## HOW TO COMPLETE THIS TASK
Output every record below exactly as it appears.

## GIVEN INFORMATION
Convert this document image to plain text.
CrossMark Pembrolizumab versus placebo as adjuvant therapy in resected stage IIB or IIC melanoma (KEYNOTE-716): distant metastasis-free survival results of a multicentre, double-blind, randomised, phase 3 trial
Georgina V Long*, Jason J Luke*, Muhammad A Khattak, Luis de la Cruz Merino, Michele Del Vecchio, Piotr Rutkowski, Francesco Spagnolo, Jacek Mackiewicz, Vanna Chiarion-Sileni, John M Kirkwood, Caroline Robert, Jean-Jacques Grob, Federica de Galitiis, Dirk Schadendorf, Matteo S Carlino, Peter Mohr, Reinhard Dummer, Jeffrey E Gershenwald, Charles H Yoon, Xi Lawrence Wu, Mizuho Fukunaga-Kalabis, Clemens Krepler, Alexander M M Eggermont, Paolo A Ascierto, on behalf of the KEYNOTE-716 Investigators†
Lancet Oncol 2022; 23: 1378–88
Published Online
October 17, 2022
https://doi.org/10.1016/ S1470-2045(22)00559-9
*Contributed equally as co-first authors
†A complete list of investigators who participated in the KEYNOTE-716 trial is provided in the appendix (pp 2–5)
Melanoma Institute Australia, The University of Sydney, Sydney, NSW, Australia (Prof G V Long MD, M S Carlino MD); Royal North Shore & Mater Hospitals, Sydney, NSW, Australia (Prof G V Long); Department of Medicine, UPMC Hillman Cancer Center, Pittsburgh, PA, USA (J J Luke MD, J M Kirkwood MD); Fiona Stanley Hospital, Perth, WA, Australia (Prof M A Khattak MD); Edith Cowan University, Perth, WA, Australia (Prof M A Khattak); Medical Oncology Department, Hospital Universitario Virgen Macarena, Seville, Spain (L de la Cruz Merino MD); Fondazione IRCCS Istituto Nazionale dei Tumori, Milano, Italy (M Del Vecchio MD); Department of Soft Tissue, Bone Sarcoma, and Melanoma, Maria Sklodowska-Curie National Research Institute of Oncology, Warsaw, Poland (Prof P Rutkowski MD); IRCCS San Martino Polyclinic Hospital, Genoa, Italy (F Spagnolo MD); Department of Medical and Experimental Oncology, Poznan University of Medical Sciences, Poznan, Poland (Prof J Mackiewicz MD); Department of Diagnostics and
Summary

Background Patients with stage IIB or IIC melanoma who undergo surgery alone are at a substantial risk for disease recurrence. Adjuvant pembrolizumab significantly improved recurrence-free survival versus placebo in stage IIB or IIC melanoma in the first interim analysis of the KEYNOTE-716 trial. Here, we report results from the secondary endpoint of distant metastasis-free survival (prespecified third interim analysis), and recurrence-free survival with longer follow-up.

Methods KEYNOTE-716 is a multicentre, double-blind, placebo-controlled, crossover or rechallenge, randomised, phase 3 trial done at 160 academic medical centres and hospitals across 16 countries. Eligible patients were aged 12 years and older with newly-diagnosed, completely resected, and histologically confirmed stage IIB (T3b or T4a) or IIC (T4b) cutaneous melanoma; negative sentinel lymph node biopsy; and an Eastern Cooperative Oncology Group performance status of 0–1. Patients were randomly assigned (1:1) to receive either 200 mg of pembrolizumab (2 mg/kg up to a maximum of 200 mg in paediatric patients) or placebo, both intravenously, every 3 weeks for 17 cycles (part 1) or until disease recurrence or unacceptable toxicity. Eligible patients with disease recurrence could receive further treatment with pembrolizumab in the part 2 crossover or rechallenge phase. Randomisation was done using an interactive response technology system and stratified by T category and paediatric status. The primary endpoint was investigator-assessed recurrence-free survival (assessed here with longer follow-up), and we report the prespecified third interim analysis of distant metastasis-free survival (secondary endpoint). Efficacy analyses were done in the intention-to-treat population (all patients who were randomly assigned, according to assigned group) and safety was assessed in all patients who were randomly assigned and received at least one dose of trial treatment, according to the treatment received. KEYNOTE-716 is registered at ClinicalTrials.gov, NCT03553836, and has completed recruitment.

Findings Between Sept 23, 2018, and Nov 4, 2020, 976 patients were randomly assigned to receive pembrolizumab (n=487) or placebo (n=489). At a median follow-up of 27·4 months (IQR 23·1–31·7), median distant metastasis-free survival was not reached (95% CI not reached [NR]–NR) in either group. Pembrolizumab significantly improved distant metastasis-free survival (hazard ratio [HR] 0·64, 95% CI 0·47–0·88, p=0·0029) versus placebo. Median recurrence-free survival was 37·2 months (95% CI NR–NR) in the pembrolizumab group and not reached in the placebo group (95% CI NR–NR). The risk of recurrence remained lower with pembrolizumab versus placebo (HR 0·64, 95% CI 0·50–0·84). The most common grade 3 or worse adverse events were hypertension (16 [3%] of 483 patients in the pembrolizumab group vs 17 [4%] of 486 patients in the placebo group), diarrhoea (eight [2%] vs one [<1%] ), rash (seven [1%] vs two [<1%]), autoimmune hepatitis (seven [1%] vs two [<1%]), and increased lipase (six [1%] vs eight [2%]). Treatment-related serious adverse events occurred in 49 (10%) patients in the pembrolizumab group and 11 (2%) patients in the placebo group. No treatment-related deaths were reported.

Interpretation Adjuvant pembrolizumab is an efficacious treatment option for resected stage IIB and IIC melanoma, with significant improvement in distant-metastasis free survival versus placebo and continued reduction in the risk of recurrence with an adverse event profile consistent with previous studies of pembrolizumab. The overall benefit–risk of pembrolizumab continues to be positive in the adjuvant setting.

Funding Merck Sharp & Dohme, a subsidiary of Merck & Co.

## TASK RESULT
Convert this document image to plain text.
CrossMark Pembrolizumab versus placebo as adjuvant therapy in resected stage IIB or IIC melanoma (KEYNOTE-716): distant metastasis-free survival results of a multicentre, double-blind, randomised, phase 3 trial
Georgina V Long*, Jason J Luke*, Muhammad A Khattak, Luis de la Cruz Merino, Michele Del Vecchio, Piotr Rutkowski, Francesco Spagnolo, Jacek Mackiewicz, Vanna Chiarion-Sileni, John M Kirkwood, Caroline Robert, Jean-Jacques Grob, Federica de Galitiis, Dirk Schadendorf, Matteo S Carlino, Peter Mohr, Reinhard Dummer, Jeffrey E Gershenwald, Charles H Yoon, Xi Lawrence Wu, Mizuho Fukunaga-Kalabis, Clemens Krepler, Alexander M M Eggermont, Paolo A Ascierto, on behalf of the KEYNOTE-716 Investigators†
Lancet Oncol 2022; 23: 1378–88
Published Online
October 17, 2022
https://doi.org/10.1016/ S1470-2045(22)00559-9
*Contributed equally as co-first authors
†A complete list of investigators who participated in the KEYNOTE-716 trial is provided in the appendix (pp 2–5)
Melanoma Institute Australia, The University of Sydney, Sydney, NSW, Australia (Prof G V Long MD, M S Carlino MD); Royal North Shore & Mater Hospitals, Sydney, NSW, Australia (Prof G V Long); Department of Medicine, UPMC Hillman Cancer Center, Pittsburgh, PA, USA (J J Luke MD, J M Kirkwood MD); Fiona Stanley Hospital, Perth, WA, Australia (Prof M A Khattak MD); Edith Cowan University, Perth, WA, Australia (Prof M A Khattak); Medical Oncology Department, Hospital Universitario Virgen Macarena, Seville, Spain (L de la Cruz Merino MD); Fondazione IRCCS Istituto Nazionale dei Tumori, Milano, Italy (M Del Vecchio MD); Department of Soft Tissue, Bone Sarcoma, and Melanoma, Maria Sklodowska-Curie National Research Institute of Oncology, Warsaw, Poland (Prof P Rutkowski MD); IRCCS San Martino Polyclinic Hospital, Genoa, Italy (F Spagnolo MD); Department of Medical and Experimental Oncology, Poznan University of Medical Sciences, Poznan, Poland (Prof J Mackiewicz MD); Department of Diagnostics and
Summary

Background Patients with stage IIB or IIC melanoma who undergo surgery alone are at a substantial risk for disease recurrence. Adjuvant pembrolizumab significantly improved recurrence-free survival versus placebo in stage IIB or IIC melanoma in the first interim analysis of the KEYNOTE-716 trial. Here, we report results from the secondary endpoint of distant metastasis-free survival (prespecified third interim analysis), and recurrence-free survival with longer follow-up.

Methods KEYNOTE-716 is a multicentre, double-blind, placebo-controlled, crossover or rechallenge, randomised, phase 3 trial done at 160 academic medical centres and hospitals across 16 countries. Eligible patients were aged 12 years and older with newly-diagnosed, completely resected, and histologically confirmed stage IIB (T3b or T4a) or IIC (T4b) cutaneous melanoma; negative sentinel lymph node biopsy; and an Eastern Cooperative Oncology Group performance status of 0–1. Patients were randomly assigned (1:1) to receive either 200 mg of pembrolizumab (2 mg/kg up to a maximum of 200 mg in paediatric patients) or placebo, both intravenously, every 3 weeks for 17 cycles (part 1) or until disease recurrence or unacceptable toxicity. Eligible patients with disease recurrence could receive further treatment with pembrolizumab in the part 2 crossover or rechallenge phase. Randomisation was done using an interactive response technology system and stratified by T category and paediatric status. The primary endpoint was investigator-assessed recurrence-free survival (assessed here with longer follow-up), and we report the prespecified third interim analysis of distant metastasis-free survival (secondary endpoint). Efficacy analyses were done in the intention-to-treat population (all patients who were randomly assigned, according to assigned group) and safety was assessed in all patients who were randomly assigned and received at least one dose of trial treatment, according to the treatment received. KEYNOTE-716 is registered at ClinicalTrials.gov, NCT03553836, and has completed recruitment.

Findings Between Sept 23, 2018, and Nov 4, 2020, 976 patients were randomly assigned to receive pembrolizumab (n=487) or placebo (n=489). At a median follow-up of 27·4 months (IQR 23·1–31·7), median distant metastasis-free survival was not reached (95% CI not reached [NR]–NR) in either group. Pembrolizumab significantly improved distant metastasis-free survival (hazard ratio [HR] 0·64, 95% CI 0·47–0·88, p=0·0029) versus placebo. Median recurrence-free survival was 37·2 months (95% CI NR–NR) in the pembrolizumab group and not reached in the placebo group (95% CI NR–NR). The risk of recurrence remained lower with pembrolizumab versus placebo (HR 0·64, 95% CI 0·50–0·84). The most common grade 3 or worse adverse events were hypertension (16 [3%] of 483 patients in the pembrolizumab group vs 17 [4%] of 486 patients in the placebo group), diarrhoea (eight [2%] vs one [<1%] ), rash (seven [1%] vs two [<1%]), autoimmune hepatitis (seven [1%] vs two [<1%]), and increased lipase (six [1%] vs eight [2%]). Treatment-related serious adverse events occurred in 49 (10%) patients in the pembrolizumab group and 11 (2%) patients in the placebo group. No treatment-related deaths were reported.

Interpretation Adjuvant pembrolizumab is an efficacious treatment option for resected stage IIB and IIC melanoma, with significant improvement in distant-metastasis free survival versus placebo and continued reduction in the risk of recurrence with an adverse event profile consistent with previous studies of pembrolizumab. The overall benefit–risk of pembrolizumab continues to be positive in the adjuvant setting.

Funding Merck Sharp & Dohme, a subsidiary of Merck & Co.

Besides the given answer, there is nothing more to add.